Перепишите все записи, заменив «chevron-right-icon» на «arrow-right-icon» и ничего больше не меняя.

(Данные разметки рамок)
┌────────
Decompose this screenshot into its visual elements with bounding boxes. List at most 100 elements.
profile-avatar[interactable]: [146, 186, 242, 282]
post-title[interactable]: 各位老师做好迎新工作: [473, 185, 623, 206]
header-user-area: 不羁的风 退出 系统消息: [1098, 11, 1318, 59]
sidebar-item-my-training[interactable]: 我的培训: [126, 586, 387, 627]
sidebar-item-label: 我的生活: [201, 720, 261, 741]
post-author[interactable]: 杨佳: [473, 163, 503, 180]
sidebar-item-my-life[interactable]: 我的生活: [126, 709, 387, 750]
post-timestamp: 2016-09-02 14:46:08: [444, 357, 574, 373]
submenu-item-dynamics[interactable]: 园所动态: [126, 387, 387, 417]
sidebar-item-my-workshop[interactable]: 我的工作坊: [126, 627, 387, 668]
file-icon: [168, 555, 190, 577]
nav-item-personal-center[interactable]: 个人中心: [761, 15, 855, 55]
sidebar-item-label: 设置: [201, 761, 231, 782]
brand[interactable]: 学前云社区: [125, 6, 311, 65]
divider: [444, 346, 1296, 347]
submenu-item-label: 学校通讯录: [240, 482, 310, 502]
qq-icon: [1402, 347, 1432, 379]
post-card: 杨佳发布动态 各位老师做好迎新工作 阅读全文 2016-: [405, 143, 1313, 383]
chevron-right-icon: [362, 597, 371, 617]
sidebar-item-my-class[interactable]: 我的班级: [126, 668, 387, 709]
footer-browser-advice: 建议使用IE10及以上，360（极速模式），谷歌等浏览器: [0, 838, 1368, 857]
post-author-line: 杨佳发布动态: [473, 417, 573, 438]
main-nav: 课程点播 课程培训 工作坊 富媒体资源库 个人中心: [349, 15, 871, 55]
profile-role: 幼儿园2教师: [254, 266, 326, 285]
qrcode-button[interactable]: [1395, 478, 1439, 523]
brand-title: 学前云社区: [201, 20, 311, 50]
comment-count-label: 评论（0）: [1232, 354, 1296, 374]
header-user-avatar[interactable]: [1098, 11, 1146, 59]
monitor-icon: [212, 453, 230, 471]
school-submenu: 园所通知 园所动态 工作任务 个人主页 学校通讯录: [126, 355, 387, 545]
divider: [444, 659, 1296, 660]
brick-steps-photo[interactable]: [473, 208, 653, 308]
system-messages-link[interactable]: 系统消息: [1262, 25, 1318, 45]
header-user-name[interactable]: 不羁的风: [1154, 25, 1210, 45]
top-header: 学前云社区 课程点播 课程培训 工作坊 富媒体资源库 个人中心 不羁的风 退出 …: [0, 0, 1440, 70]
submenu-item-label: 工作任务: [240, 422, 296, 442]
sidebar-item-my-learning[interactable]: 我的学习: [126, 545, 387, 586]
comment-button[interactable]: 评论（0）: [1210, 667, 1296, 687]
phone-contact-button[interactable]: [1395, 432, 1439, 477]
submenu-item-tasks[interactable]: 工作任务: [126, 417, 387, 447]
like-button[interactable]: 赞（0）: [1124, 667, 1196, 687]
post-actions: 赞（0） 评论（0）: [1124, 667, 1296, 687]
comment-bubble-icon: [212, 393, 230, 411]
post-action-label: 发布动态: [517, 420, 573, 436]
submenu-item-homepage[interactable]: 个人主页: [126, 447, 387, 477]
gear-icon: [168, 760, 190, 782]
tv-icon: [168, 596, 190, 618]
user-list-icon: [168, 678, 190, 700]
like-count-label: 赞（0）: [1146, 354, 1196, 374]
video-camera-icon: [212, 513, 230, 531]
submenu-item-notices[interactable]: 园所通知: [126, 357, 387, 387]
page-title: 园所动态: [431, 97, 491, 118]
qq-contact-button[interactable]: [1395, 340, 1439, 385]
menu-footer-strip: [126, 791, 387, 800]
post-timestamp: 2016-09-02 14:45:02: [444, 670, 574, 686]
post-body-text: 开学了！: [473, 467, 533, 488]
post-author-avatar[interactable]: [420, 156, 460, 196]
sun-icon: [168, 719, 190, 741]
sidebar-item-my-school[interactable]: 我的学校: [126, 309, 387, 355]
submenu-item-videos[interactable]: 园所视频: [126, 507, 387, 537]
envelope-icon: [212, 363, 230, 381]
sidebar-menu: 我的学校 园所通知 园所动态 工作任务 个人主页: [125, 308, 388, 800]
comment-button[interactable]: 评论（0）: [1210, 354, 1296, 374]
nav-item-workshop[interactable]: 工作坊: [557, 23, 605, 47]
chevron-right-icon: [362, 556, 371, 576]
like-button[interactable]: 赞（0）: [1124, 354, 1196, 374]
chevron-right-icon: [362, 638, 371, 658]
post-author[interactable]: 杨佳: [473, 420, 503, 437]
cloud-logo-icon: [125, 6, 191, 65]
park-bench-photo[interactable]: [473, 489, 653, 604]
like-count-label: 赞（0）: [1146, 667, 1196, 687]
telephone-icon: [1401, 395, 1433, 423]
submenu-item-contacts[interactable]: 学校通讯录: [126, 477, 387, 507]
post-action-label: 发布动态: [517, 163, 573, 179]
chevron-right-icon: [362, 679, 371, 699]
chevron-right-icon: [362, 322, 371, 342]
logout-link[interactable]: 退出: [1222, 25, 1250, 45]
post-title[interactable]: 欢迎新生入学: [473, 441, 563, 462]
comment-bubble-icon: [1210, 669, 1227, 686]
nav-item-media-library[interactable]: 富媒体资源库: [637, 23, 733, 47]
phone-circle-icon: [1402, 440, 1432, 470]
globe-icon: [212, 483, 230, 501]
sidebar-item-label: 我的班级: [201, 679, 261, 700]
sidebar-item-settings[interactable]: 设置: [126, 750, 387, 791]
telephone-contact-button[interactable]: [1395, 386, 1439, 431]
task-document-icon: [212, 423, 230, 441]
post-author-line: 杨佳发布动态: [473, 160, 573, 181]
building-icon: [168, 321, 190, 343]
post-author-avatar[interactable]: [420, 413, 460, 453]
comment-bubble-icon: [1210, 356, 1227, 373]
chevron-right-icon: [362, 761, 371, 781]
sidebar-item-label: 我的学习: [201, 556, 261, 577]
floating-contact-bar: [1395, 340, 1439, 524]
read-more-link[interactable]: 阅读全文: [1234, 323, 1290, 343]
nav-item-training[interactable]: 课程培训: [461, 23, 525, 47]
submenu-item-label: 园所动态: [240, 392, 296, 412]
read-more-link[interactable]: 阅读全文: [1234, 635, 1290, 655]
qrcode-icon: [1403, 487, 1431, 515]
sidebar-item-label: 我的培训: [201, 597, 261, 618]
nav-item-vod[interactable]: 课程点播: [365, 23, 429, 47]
└────────
### Полный результат
Decompose this screenshot into its visual elements with bounding boxes. List at most 100 elements.
profile-avatar[interactable]: [146, 186, 242, 282]
post-title[interactable]: 各位老师做好迎新工作: [473, 185, 623, 206]
header-user-area: 不羁的风 退出 系统消息: [1098, 11, 1318, 59]
sidebar-item-my-training[interactable]: 我的培训: [126, 586, 387, 627]
sidebar-item-label: 我的生活: [201, 720, 261, 741]
post-author[interactable]: 杨佳: [473, 163, 503, 180]
sidebar-item-my-life[interactable]: 我的生活: [126, 709, 387, 750]
post-timestamp: 2016-09-02 14:46:08: [444, 357, 574, 373]
submenu-item-dynamics[interactable]: 园所动态: [126, 387, 387, 417]
sidebar-item-my-workshop[interactable]: 我的工作坊: [126, 627, 387, 668]
file-icon: [168, 555, 190, 577]
nav-item-personal-center[interactable]: 个人中心: [761, 15, 855, 55]
sidebar-item-label: 设置: [201, 761, 231, 782]
brand[interactable]: 学前云社区: [125, 6, 311, 65]
divider: [444, 346, 1296, 347]
submenu-item-label: 学校通讯录: [240, 482, 310, 502]
qq-icon: [1402, 347, 1432, 379]
post-card: 杨佳发布动态 各位老师做好迎新工作 阅读全文 2016-: [405, 143, 1313, 383]
arrow-right-icon: [362, 597, 371, 617]
sidebar-item-my-class[interactable]: 我的班级: [126, 668, 387, 709]
footer-browser-advice: 建议使用IE10及以上，360（极速模式），谷歌等浏览器: [0, 838, 1368, 857]
post-author-line: 杨佳发布动态: [473, 417, 573, 438]
main-nav: 课程点播 课程培训 工作坊 富媒体资源库 个人中心: [349, 15, 871, 55]
profile-role: 幼儿园2教师: [254, 266, 326, 285]
qrcode-button[interactable]: [1395, 478, 1439, 523]
brand-title: 学前云社区: [201, 20, 311, 50]
comment-count-label: 评论（0）: [1232, 354, 1296, 374]
header-user-avatar[interactable]: [1098, 11, 1146, 59]
monitor-icon: [212, 453, 230, 471]
school-submenu: 园所通知 园所动态 工作任务 个人主页 学校通讯录: [126, 355, 387, 545]
divider: [444, 659, 1296, 660]
brick-steps-photo[interactable]: [473, 208, 653, 308]
system-messages-link[interactable]: 系统消息: [1262, 25, 1318, 45]
header-user-name[interactable]: 不羁的风: [1154, 25, 1210, 45]
top-header: 学前云社区 课程点播 课程培训 工作坊 富媒体资源库 个人中心 不羁的风 退出 …: [0, 0, 1440, 70]
submenu-item-label: 工作任务: [240, 422, 296, 442]
sidebar-item-my-learning[interactable]: 我的学习: [126, 545, 387, 586]
comment-button[interactable]: 评论（0）: [1210, 667, 1296, 687]
phone-contact-button[interactable]: [1395, 432, 1439, 477]
submenu-item-tasks[interactable]: 工作任务: [126, 417, 387, 447]
like-button[interactable]: 赞（0）: [1124, 667, 1196, 687]
post-actions: 赞（0） 评论（0）: [1124, 667, 1296, 687]
comment-bubble-icon: [212, 393, 230, 411]
post-action-label: 发布动态: [517, 420, 573, 436]
submenu-item-homepage[interactable]: 个人主页: [126, 447, 387, 477]
gear-icon: [168, 760, 190, 782]
tv-icon: [168, 596, 190, 618]
user-list-icon: [168, 678, 190, 700]
like-count-label: 赞（0）: [1146, 354, 1196, 374]
video-camera-icon: [212, 513, 230, 531]
submenu-item-notices[interactable]: 园所通知: [126, 357, 387, 387]
page-title: 园所动态: [431, 97, 491, 118]
qq-contact-button[interactable]: [1395, 340, 1439, 385]
menu-footer-strip: [126, 791, 387, 800]
post-timestamp: 2016-09-02 14:45:02: [444, 670, 574, 686]
post-body-text: 开学了！: [473, 467, 533, 488]
post-author-avatar[interactable]: [420, 156, 460, 196]
sun-icon: [168, 719, 190, 741]
sidebar-item-my-school[interactable]: 我的学校: [126, 309, 387, 355]
submenu-item-videos[interactable]: 园所视频: [126, 507, 387, 537]
envelope-icon: [212, 363, 230, 381]
sidebar-menu: 我的学校 园所通知 园所动态 工作任务 个人主页: [125, 308, 388, 800]
comment-button[interactable]: 评论（0）: [1210, 354, 1296, 374]
nav-item-workshop[interactable]: 工作坊: [557, 23, 605, 47]
arrow-right-icon: [362, 556, 371, 576]
like-button[interactable]: 赞（0）: [1124, 354, 1196, 374]
arrow-right-icon: [362, 638, 371, 658]
post-author[interactable]: 杨佳: [473, 420, 503, 437]
cloud-logo-icon: [125, 6, 191, 65]
park-bench-photo[interactable]: [473, 489, 653, 604]
like-count-label: 赞（0）: [1146, 667, 1196, 687]
telephone-icon: [1401, 395, 1433, 423]
submenu-item-contacts[interactable]: 学校通讯录: [126, 477, 387, 507]
post-action-label: 发布动态: [517, 163, 573, 179]
arrow-right-icon: [362, 679, 371, 699]
arrow-right-icon: [362, 322, 371, 342]
logout-link[interactable]: 退出: [1222, 25, 1250, 45]
post-title[interactable]: 欢迎新生入学: [473, 441, 563, 462]
comment-bubble-icon: [1210, 669, 1227, 686]
nav-item-media-library[interactable]: 富媒体资源库: [637, 23, 733, 47]
phone-circle-icon: [1402, 440, 1432, 470]
globe-icon: [212, 483, 230, 501]
sidebar-item-label: 我的班级: [201, 679, 261, 700]
sidebar-item-settings[interactable]: 设置: [126, 750, 387, 791]
telephone-contact-button[interactable]: [1395, 386, 1439, 431]
task-document-icon: [212, 423, 230, 441]
post-author-line: 杨佳发布动态: [473, 160, 573, 181]
building-icon: [168, 321, 190, 343]
post-author-avatar[interactable]: [420, 413, 460, 453]
comment-bubble-icon: [1210, 356, 1227, 373]
arrow-right-icon: [362, 761, 371, 781]
sidebar-item-label: 我的学习: [201, 556, 261, 577]
floating-contact-bar: [1395, 340, 1439, 524]
read-more-link[interactable]: 阅读全文: [1234, 323, 1290, 343]
nav-item-training[interactable]: 课程培训: [461, 23, 525, 47]
submenu-item-label: 园所动态: [240, 392, 296, 412]
read-more-link[interactable]: 阅读全文: [1234, 635, 1290, 655]
qrcode-icon: [1403, 487, 1431, 515]
sidebar-item-label: 我的培训: [201, 597, 261, 618]
nav-item-vod[interactable]: 课程点播: [365, 23, 429, 47]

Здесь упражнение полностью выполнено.